* [Dataset items]

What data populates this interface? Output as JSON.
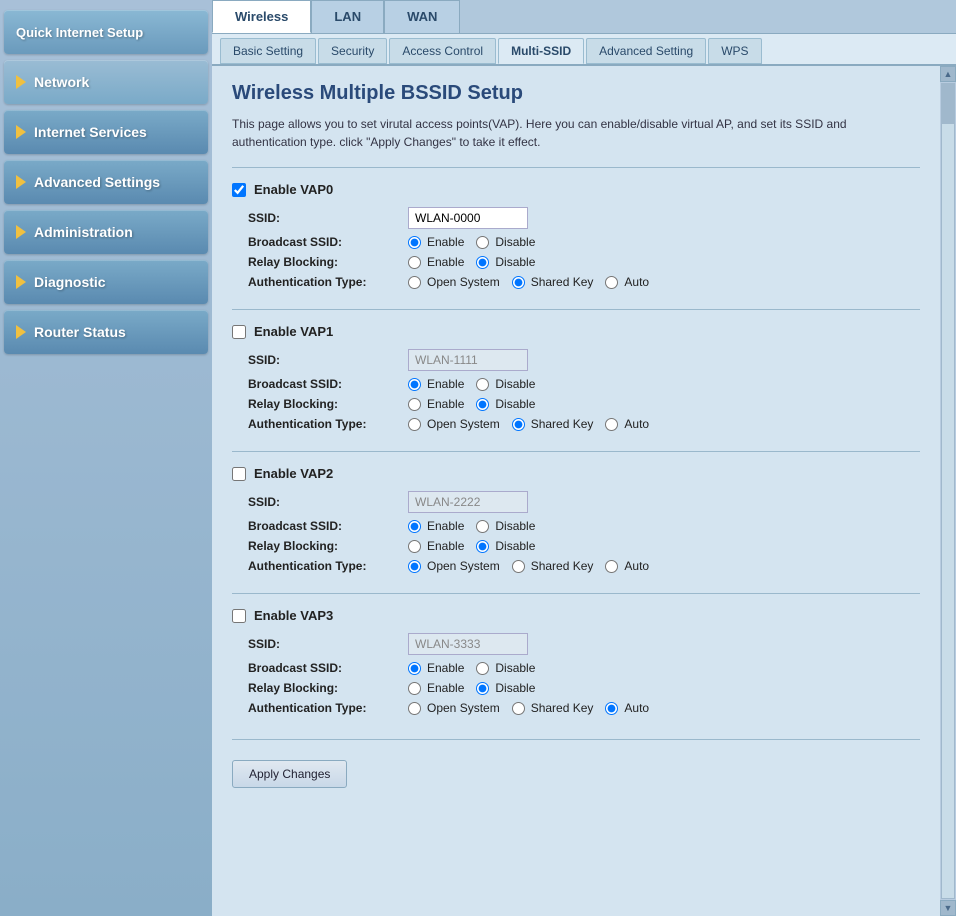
{
  "sidebar": {
    "items": [
      {
        "id": "quick-internet-setup",
        "label": "Quick Internet Setup",
        "arrow": false,
        "active": false
      },
      {
        "id": "network",
        "label": "Network",
        "arrow": true,
        "active": true
      },
      {
        "id": "internet-services",
        "label": "Internet Services",
        "arrow": true,
        "active": false
      },
      {
        "id": "advanced-settings",
        "label": "Advanced Settings",
        "arrow": true,
        "active": false
      },
      {
        "id": "administration",
        "label": "Administration",
        "arrow": true,
        "active": false
      },
      {
        "id": "diagnostic",
        "label": "Diagnostic",
        "arrow": true,
        "active": false
      },
      {
        "id": "router-status",
        "label": "Router Status",
        "arrow": true,
        "active": false
      }
    ]
  },
  "top_tabs": [
    {
      "id": "wireless",
      "label": "Wireless",
      "active": true
    },
    {
      "id": "lan",
      "label": "LAN",
      "active": false
    },
    {
      "id": "wan",
      "label": "WAN",
      "active": false
    }
  ],
  "sub_tabs": [
    {
      "id": "basic-setting",
      "label": "Basic Setting",
      "active": false
    },
    {
      "id": "security",
      "label": "Security",
      "active": false
    },
    {
      "id": "access-control",
      "label": "Access Control",
      "active": false
    },
    {
      "id": "multi-ssid",
      "label": "Multi-SSID",
      "active": true
    },
    {
      "id": "advanced-setting",
      "label": "Advanced Setting",
      "active": false
    },
    {
      "id": "wps",
      "label": "WPS",
      "active": false
    }
  ],
  "page": {
    "title": "Wireless Multiple BSSID Setup",
    "description": "This page allows you to set virutal access points(VAP). Here you can enable/disable virtual AP, and set its SSID and authentication type. click \"Apply Changes\" to take it effect."
  },
  "vaps": [
    {
      "id": "vap0",
      "enable_label": "Enable VAP0",
      "enabled": true,
      "ssid_label": "SSID:",
      "ssid_value": "WLAN-0000",
      "ssid_disabled": false,
      "broadcast_label": "Broadcast SSID:",
      "broadcast_enable": true,
      "relay_label": "Relay Blocking:",
      "relay_enable": false,
      "auth_label": "Authentication Type:",
      "auth_open": false,
      "auth_shared": true,
      "auth_auto": false
    },
    {
      "id": "vap1",
      "enable_label": "Enable VAP1",
      "enabled": false,
      "ssid_label": "SSID:",
      "ssid_value": "WLAN-1111",
      "ssid_disabled": true,
      "broadcast_label": "Broadcast SSID:",
      "broadcast_enable": true,
      "relay_label": "Relay Blocking:",
      "relay_enable": false,
      "auth_label": "Authentication Type:",
      "auth_open": false,
      "auth_shared": true,
      "auth_auto": false
    },
    {
      "id": "vap2",
      "enable_label": "Enable VAP2",
      "enabled": false,
      "ssid_label": "SSID:",
      "ssid_value": "WLAN-2222",
      "ssid_disabled": true,
      "broadcast_label": "Broadcast SSID:",
      "broadcast_enable": true,
      "relay_label": "Relay Blocking:",
      "relay_enable": false,
      "auth_label": "Authentication Type:",
      "auth_open": true,
      "auth_shared": false,
      "auth_auto": false
    },
    {
      "id": "vap3",
      "enable_label": "Enable VAP3",
      "enabled": false,
      "ssid_label": "SSID:",
      "ssid_value": "WLAN-3333",
      "ssid_disabled": true,
      "broadcast_label": "Broadcast SSID:",
      "broadcast_enable": true,
      "relay_label": "Relay Blocking:",
      "relay_enable": false,
      "auth_label": "Authentication Type:",
      "auth_open": false,
      "auth_shared": false,
      "auth_auto": true
    }
  ],
  "buttons": {
    "apply_changes": "Apply Changes"
  },
  "radio_labels": {
    "enable": "Enable",
    "disable": "Disable",
    "open_system": "Open System",
    "shared_key": "Shared Key",
    "auto": "Auto"
  }
}
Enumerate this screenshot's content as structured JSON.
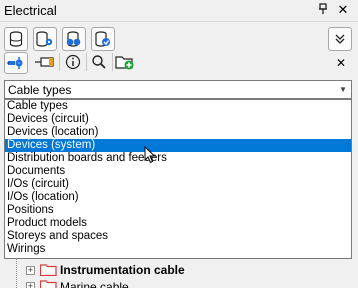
{
  "window": {
    "title": "Electrical",
    "pin_glyph": "ᵠ",
    "close_glyph": "✕"
  },
  "toolbar1": {
    "buttons": [
      {
        "name": "database-icon"
      },
      {
        "name": "database-settings-icon"
      },
      {
        "name": "database-link-icon"
      },
      {
        "name": "database-update-icon"
      }
    ],
    "collapse_glyph": "︾"
  },
  "toolbar2": {
    "close_glyph": "✕"
  },
  "combo": {
    "value": "Cable types",
    "arrow_glyph": "▼"
  },
  "dropdown": {
    "items": [
      "Cable types",
      "Devices (circuit)",
      "Devices (location)",
      "Devices (system)",
      "Distribution boards and feeders",
      "Documents",
      "I/Os (circuit)",
      "I/Os (location)",
      "Positions",
      "Product models",
      "Storeys and spaces",
      "Wirings"
    ],
    "selected_index": 3
  },
  "tree": {
    "rows": [
      {
        "label": "Instrumentation cable",
        "bold": true
      },
      {
        "label": "Marine cable",
        "bold": false
      }
    ]
  },
  "colors": {
    "selection": "#0078d7",
    "folder_red": "#d83b3b",
    "icon_blue": "#1e6fd9"
  }
}
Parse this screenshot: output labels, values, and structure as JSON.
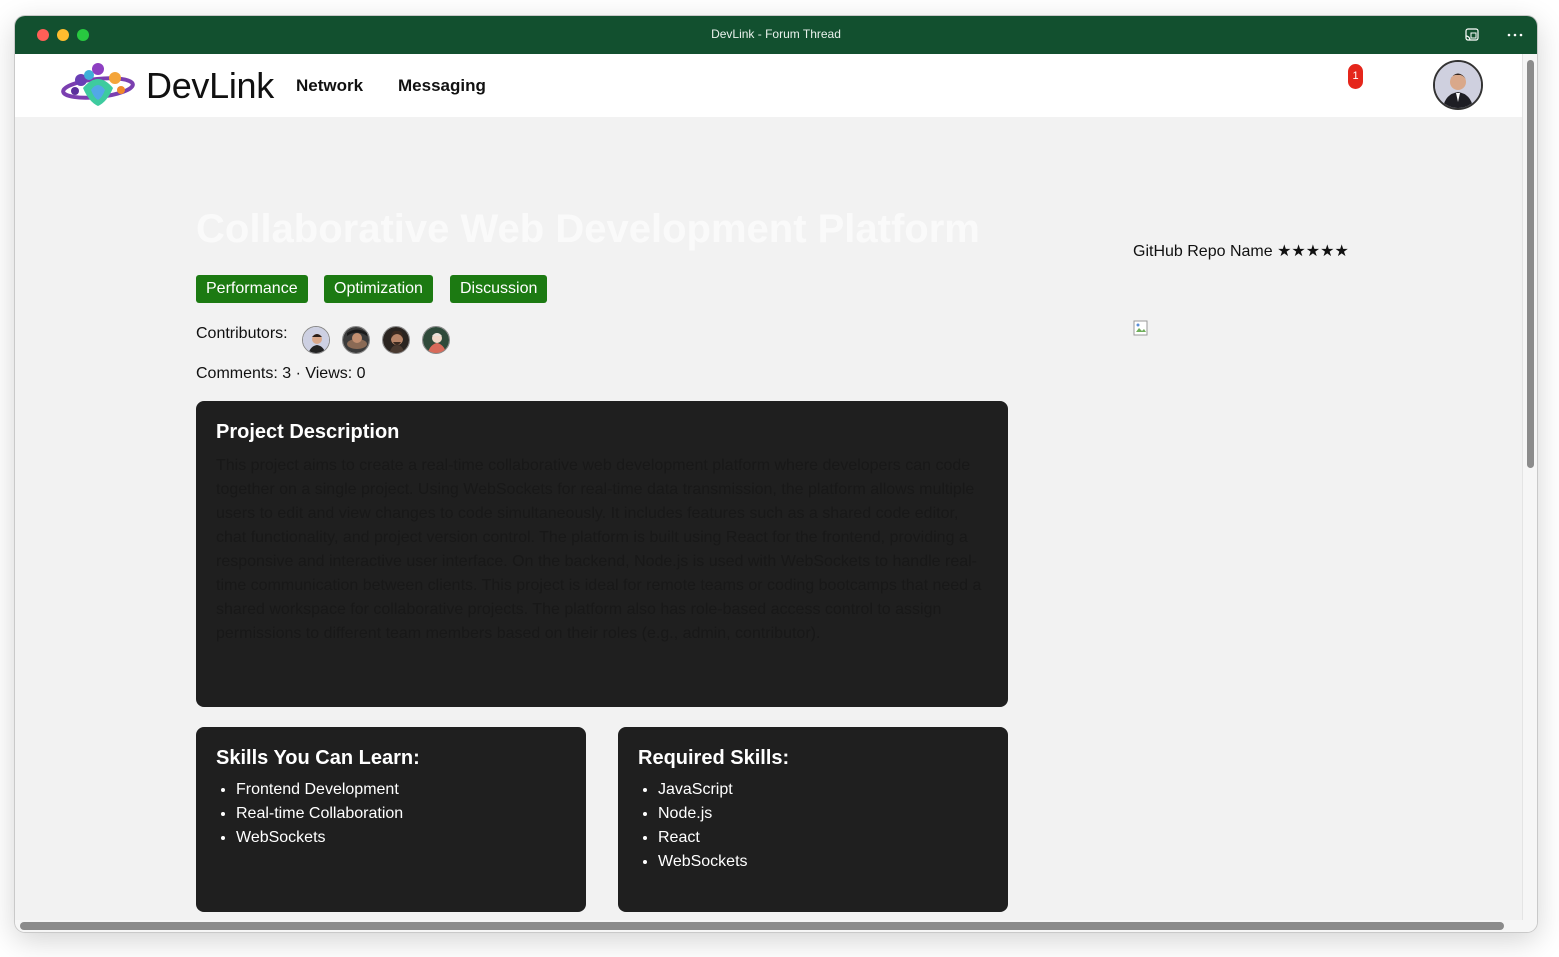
{
  "window": {
    "title": "DevLink - Forum Thread"
  },
  "navbar": {
    "brand": "DevLink",
    "links": [
      "Network",
      "Messaging"
    ],
    "notification_count": "1"
  },
  "post": {
    "title": "Collaborative Web Development Platform",
    "tags": [
      "Performance",
      "Optimization",
      "Discussion"
    ],
    "contributors_label": "Contributors:",
    "stats": "Comments: 3 · Views: 0",
    "description_heading": "Project Description",
    "description": "This project aims to create a real-time collaborative web development platform where developers can code together on a single project. Using WebSockets for real-time data transmission, the platform allows multiple users to edit and view changes to code simultaneously. It includes features such as a shared code editor, chat functionality, and project version control. The platform is built using React for the frontend, providing a responsive and interactive user interface. On the backend, Node.js is used with WebSockets to handle real-time communication between clients. This project is ideal for remote teams or coding bootcamps that need a shared workspace for collaborative projects. The platform also has role-based access control to assign permissions to different team members based on their roles (e.g., admin, contributor).",
    "learn_heading": "Skills You Can Learn:",
    "learn_skills": [
      "Frontend Development",
      "Real-time Collaboration",
      "WebSockets"
    ],
    "required_heading": "Required Skills:",
    "required_skills": [
      "JavaScript",
      "Node.js",
      "React",
      "WebSockets"
    ]
  },
  "sidebar": {
    "repo": "GitHub Repo Name ★★★★★"
  },
  "colors": {
    "titlebar": "#12502f",
    "tag": "#1c7a12",
    "card": "#1f1f1f",
    "notification": "#e5261b"
  }
}
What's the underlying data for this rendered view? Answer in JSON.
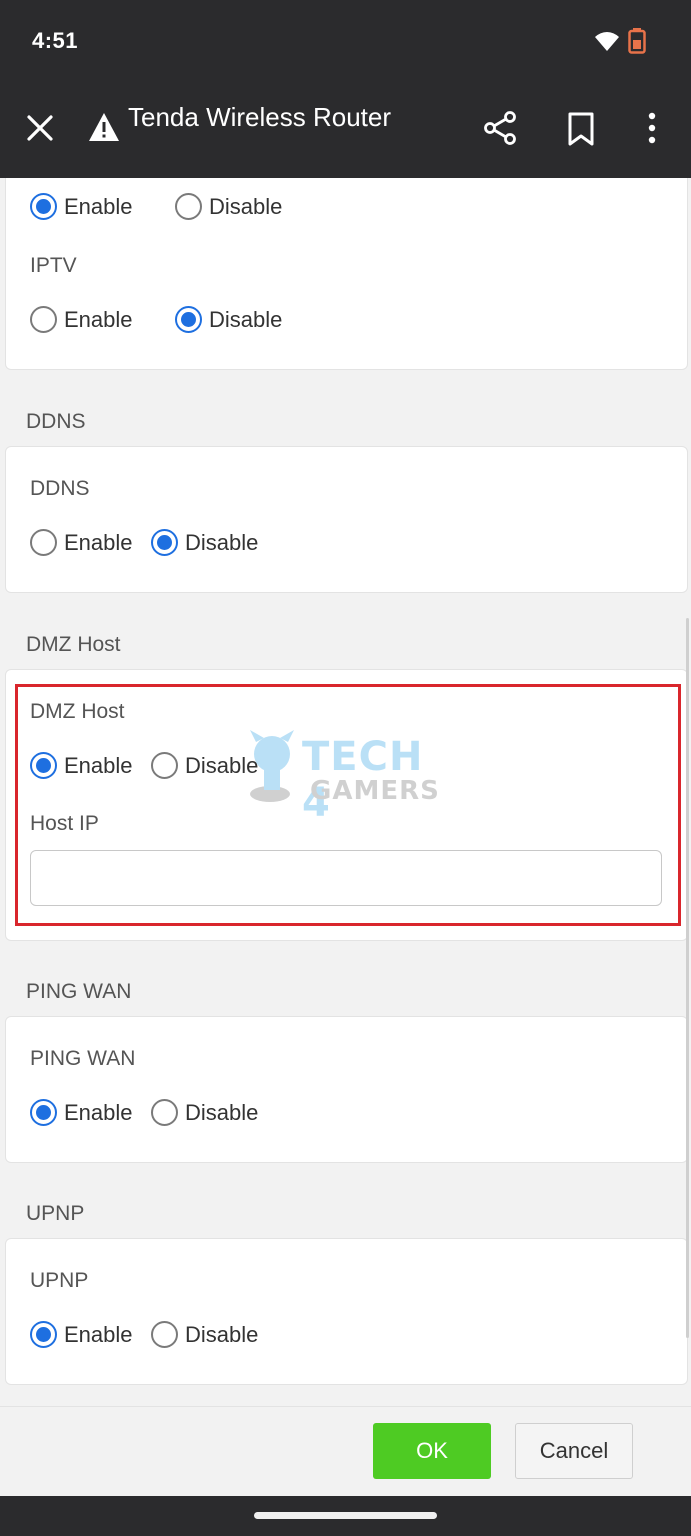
{
  "status_bar": {
    "time": "4:51"
  },
  "app_bar": {
    "title": "Tenda Wireless Router"
  },
  "options": {
    "enable": "Enable",
    "disable": "Disable"
  },
  "sections": {
    "top_partial": {
      "selected": "enable"
    },
    "iptv": {
      "label": "IPTV",
      "selected": "disable"
    },
    "ddns": {
      "title": "DDNS",
      "label": "DDNS",
      "selected": "disable"
    },
    "dmz": {
      "title": "DMZ Host",
      "label": "DMZ Host",
      "selected": "enable",
      "host_ip_label": "Host IP",
      "host_ip_value": ""
    },
    "ping_wan": {
      "title": "PING WAN",
      "label": "PING WAN",
      "selected": "enable"
    },
    "upnp": {
      "title": "UPNP",
      "label": "UPNP",
      "selected": "enable"
    }
  },
  "watermark": {
    "line1": "TECH 4",
    "line2": "GAMERS"
  },
  "footer": {
    "ok_label": "OK",
    "cancel_label": "Cancel"
  },
  "colors": {
    "accent": "#1e6fe0",
    "ok_green": "#4ecb23",
    "highlight_red": "#d9262c",
    "bar_dark": "#2b2b2d"
  }
}
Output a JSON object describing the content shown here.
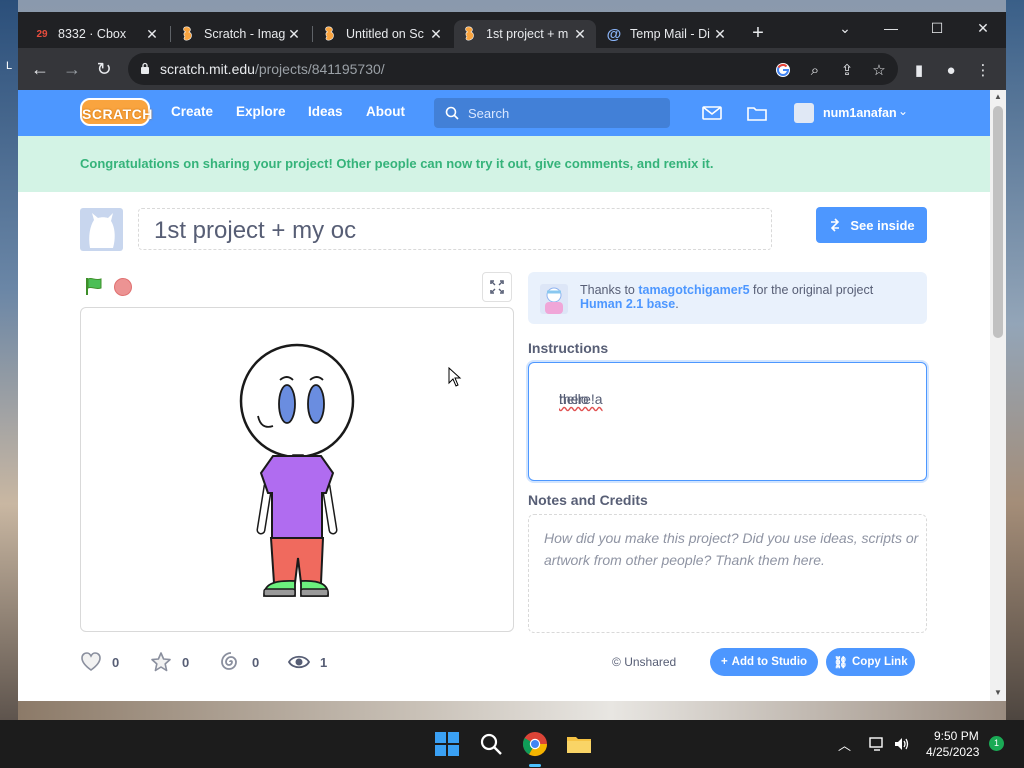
{
  "browser": {
    "tabs": [
      {
        "label": "8332 · Cbox",
        "badge": "29"
      },
      {
        "label": "Scratch - Imag"
      },
      {
        "label": "Untitled on Sc"
      },
      {
        "label": "1st project + m",
        "active": true
      },
      {
        "label": "Temp Mail - Di"
      }
    ],
    "url_host": "scratch.mit.edu",
    "url_path": "/projects/841195730/"
  },
  "scratch_nav": {
    "logo": "SCRATCH",
    "links": [
      "Create",
      "Explore",
      "Ideas",
      "About"
    ],
    "search_placeholder": "Search",
    "username": "num1anafan"
  },
  "banner": "Congratulations on sharing your project! Other people can now try it out, give comments, and remix it.",
  "project": {
    "title": "1st project + my oc",
    "see_inside": "See inside",
    "remix": {
      "prefix": "Thanks to",
      "user": "tamagotchigamer5",
      "middle": "for the original project",
      "project": "Human 2.1 base",
      "suffix": "."
    },
    "instructions_label": "Instructions",
    "instructions_text_prefix": "hello ",
    "instructions_text_word": "there!a",
    "notes_label": "Notes and Credits",
    "notes_placeholder": "How did you make this project? Did you use ideas, scripts or artwork from other people? Thank them here."
  },
  "stats": {
    "loves": "0",
    "favorites": "0",
    "remixes": "0",
    "views": "1"
  },
  "share": {
    "status": "Unshared",
    "add_to_studio": "Add to Studio",
    "copy_link": "Copy Link"
  },
  "taskbar": {
    "time": "9:50 PM",
    "date": "4/25/2023",
    "notifications": "1"
  },
  "colors": {
    "scratch_blue": "#4d97ff",
    "banner_green": "#35b37a",
    "banner_bg": "#d3f3e5",
    "stop_red": "#ec9393"
  }
}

* [Work to be completed] Across the data, tally the lines containing "React" and give back the number alone.

* [The completed task] 2